**GOAL:**
Do any lines in the data below contain "metric"? If so, copy every one of them.

[Entries taken from a collection]
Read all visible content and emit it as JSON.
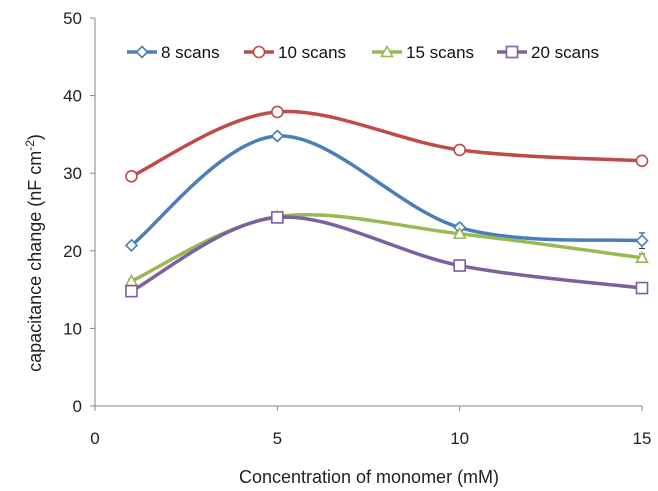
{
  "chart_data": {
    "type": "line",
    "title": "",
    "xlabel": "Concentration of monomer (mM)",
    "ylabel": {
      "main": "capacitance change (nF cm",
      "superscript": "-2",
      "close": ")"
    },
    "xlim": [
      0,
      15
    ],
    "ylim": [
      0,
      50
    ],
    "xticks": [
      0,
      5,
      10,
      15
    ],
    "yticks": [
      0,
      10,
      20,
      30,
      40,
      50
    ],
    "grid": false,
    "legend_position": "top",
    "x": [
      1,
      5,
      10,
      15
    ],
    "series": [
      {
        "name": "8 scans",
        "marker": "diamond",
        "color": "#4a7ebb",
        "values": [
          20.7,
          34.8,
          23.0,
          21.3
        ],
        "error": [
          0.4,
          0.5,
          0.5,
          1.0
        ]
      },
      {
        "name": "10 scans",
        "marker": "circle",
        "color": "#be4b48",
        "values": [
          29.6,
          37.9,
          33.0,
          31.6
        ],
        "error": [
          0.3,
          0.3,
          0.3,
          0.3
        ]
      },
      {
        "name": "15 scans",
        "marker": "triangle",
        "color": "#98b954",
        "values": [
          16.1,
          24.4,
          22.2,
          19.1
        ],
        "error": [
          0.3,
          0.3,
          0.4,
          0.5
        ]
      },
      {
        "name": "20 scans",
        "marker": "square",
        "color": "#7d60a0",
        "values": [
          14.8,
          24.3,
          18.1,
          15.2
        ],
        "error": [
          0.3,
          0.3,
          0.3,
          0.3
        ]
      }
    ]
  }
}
...
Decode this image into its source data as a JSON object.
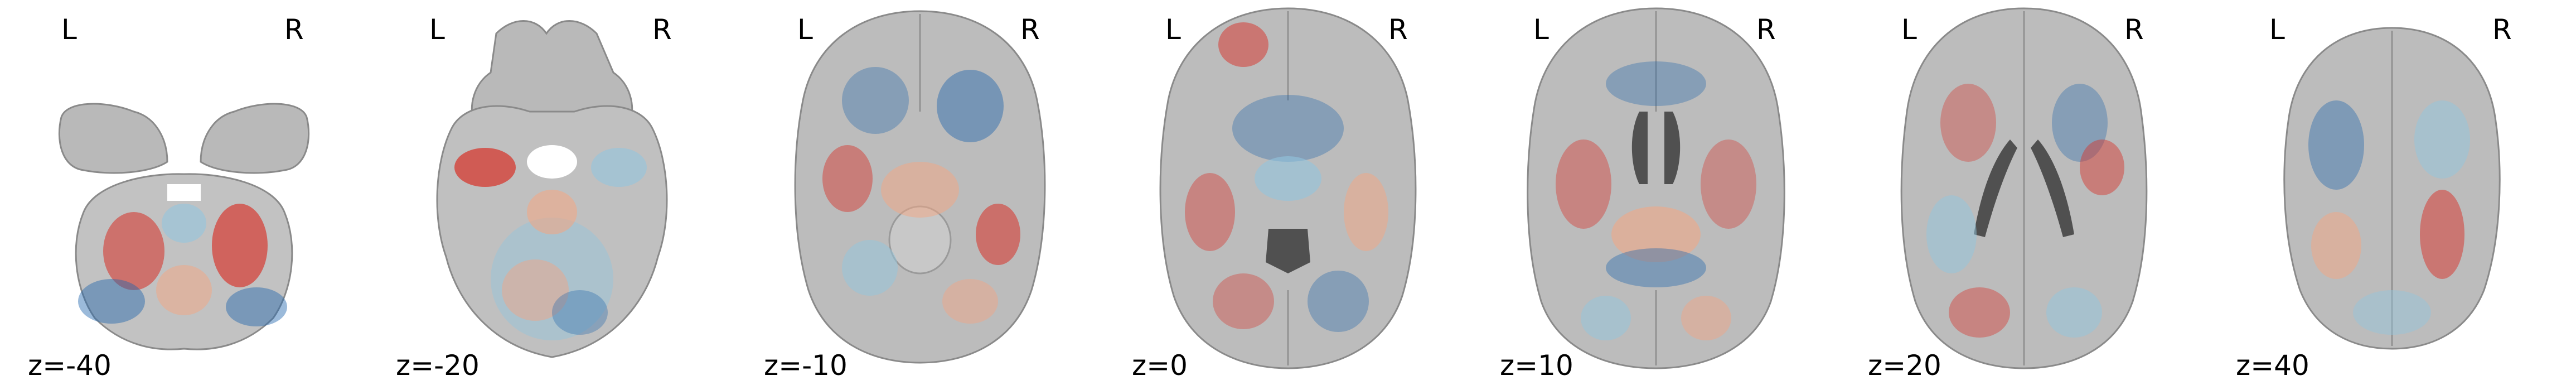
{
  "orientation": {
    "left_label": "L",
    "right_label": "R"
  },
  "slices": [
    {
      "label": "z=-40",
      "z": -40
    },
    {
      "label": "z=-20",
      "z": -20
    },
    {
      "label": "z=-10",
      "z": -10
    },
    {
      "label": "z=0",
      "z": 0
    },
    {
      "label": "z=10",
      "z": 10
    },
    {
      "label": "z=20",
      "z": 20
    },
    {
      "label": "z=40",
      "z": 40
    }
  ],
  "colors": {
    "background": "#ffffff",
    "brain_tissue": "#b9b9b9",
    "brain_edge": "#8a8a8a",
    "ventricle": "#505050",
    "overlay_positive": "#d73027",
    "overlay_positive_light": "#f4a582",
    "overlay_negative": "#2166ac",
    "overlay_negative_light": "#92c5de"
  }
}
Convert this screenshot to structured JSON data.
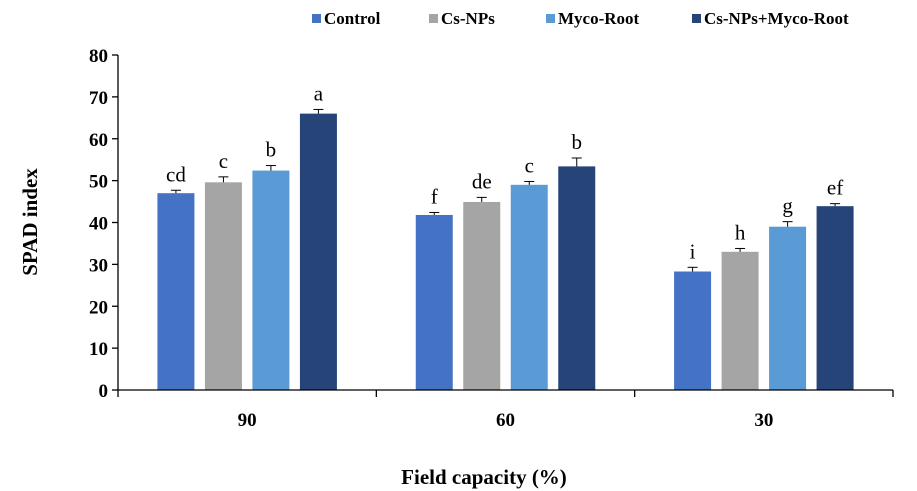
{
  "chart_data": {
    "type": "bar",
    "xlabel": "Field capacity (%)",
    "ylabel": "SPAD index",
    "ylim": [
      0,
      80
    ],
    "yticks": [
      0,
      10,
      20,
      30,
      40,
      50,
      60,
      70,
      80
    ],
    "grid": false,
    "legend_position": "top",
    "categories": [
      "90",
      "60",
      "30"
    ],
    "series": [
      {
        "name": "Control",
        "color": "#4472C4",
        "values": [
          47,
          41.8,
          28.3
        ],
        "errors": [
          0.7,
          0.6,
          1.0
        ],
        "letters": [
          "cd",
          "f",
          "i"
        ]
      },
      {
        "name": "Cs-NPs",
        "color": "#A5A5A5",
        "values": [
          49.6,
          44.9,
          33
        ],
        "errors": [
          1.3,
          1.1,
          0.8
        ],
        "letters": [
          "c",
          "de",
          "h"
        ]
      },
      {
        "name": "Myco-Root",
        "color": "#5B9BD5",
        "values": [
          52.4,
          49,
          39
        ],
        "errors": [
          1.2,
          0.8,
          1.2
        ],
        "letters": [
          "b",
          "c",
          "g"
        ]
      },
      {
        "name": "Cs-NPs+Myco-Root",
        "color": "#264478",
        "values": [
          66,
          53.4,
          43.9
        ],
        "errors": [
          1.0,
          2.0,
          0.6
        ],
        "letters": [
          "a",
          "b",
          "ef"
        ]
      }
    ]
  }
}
...
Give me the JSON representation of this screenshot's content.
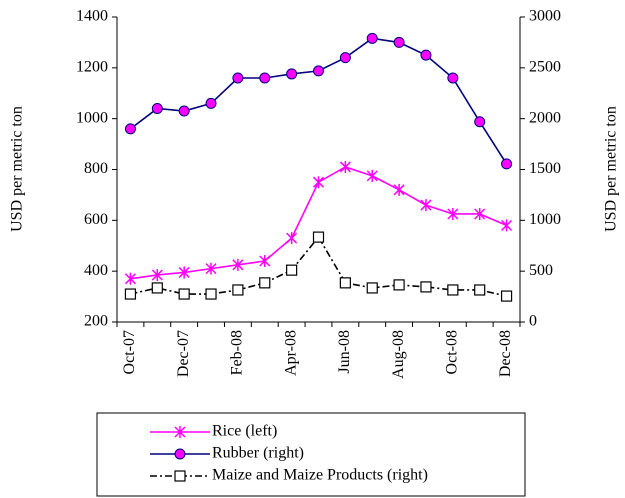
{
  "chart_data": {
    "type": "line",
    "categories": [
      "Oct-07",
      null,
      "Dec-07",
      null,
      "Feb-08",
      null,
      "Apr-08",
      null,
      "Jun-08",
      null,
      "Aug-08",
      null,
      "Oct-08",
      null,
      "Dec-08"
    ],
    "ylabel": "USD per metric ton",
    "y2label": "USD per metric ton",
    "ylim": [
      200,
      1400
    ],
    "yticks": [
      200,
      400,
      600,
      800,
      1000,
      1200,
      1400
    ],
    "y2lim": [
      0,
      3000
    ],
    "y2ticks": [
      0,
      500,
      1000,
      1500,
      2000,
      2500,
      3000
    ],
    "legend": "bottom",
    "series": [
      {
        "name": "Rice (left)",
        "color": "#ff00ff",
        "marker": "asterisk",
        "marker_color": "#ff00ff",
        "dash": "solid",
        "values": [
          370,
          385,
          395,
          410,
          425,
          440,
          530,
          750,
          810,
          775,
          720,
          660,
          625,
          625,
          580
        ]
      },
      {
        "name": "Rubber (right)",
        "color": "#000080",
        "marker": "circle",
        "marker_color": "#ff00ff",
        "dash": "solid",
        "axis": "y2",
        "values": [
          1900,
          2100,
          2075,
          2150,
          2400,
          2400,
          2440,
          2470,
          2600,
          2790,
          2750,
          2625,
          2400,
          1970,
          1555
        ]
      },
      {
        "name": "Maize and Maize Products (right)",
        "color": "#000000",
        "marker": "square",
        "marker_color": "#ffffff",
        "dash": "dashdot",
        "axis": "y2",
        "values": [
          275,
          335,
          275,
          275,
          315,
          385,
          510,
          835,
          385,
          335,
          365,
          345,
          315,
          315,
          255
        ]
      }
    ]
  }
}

**TASK OUTPUT:**
    "ylabel": "USD per metric ton",
    "y2label": "USD per metric ton",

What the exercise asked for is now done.